▶ [WHAT NEEDS TO BE DONE] Copy the data precisely, keeping every character.
___ DATA RECORDS ___
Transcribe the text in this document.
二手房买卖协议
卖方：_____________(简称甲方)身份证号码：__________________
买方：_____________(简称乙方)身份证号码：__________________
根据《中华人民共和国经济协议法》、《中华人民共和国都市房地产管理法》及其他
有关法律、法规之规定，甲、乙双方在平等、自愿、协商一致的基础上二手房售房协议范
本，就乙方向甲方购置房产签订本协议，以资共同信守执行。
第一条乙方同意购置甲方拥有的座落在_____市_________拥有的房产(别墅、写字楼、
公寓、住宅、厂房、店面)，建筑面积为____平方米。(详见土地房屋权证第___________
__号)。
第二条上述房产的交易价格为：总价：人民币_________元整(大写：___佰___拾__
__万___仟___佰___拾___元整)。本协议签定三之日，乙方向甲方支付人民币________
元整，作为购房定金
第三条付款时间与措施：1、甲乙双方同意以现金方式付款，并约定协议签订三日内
___
▶ [FINISHED ANSWER]
Transcribe the text in this document.
二手房买卖协议
卖方：_____________(简称甲方)身份证号码：__________________
买方：_____________(简称乙方)身份证号码：__________________
根据《中华人民共和国经济协议法》、《中华人民共和国都市房地产管理法》及其他
有关法律、法规之规定，甲、乙双方在平等、自愿、协商一致的基础上二手房售房协议范
本，就乙方向甲方购置房产签订本协议，以资共同信守执行。
第一条乙方同意购置甲方拥有的座落在_____市_________拥有的房产(别墅、写字楼、
公寓、住宅、厂房、店面)，建筑面积为____平方米。(详见土地房屋权证第___________
__号)。
第二条上述房产的交易价格为：总价：人民币_________元整(大写：___佰___拾__
__万___仟___佰___拾___元整)。本协议签定三之日，乙方向甲方支付人民币________
元整，作为购房定金
第三条付款时间与措施：1、甲乙双方同意以现金方式付款，并约定协议签订三日内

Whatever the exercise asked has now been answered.